→ Problem to solve
The result should be every line of the listing that holds the word "open".

=== Begin Enclosure ===

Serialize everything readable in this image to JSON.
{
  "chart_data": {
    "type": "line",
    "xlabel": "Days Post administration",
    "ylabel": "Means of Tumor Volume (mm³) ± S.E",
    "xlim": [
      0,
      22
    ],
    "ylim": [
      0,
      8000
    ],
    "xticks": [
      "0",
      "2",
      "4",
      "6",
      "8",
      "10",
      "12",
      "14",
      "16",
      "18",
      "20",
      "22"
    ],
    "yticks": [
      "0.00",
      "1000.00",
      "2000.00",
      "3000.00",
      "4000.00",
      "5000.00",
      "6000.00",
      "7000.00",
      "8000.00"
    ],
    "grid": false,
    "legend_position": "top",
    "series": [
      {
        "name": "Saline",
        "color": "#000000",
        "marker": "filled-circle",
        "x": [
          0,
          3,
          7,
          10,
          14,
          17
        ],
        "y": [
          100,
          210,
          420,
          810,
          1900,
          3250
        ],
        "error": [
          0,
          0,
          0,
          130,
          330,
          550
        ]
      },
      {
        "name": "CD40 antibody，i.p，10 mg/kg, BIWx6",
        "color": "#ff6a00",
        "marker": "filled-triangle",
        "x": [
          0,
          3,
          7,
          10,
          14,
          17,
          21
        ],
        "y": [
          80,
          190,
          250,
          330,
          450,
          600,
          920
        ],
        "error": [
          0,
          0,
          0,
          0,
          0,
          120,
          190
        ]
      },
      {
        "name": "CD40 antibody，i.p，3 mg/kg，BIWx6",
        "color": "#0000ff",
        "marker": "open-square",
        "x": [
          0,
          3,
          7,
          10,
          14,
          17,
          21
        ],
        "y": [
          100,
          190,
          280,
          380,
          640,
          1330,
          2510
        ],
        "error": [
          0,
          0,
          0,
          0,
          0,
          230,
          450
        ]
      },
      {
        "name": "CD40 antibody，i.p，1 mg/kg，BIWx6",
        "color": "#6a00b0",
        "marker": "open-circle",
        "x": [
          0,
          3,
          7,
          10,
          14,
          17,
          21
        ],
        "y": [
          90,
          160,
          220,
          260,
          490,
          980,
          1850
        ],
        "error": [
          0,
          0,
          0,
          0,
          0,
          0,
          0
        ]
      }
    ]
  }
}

=== End Enclosure ===

→ Response area
        "marker": "open-square",
        "marker": "open-circle",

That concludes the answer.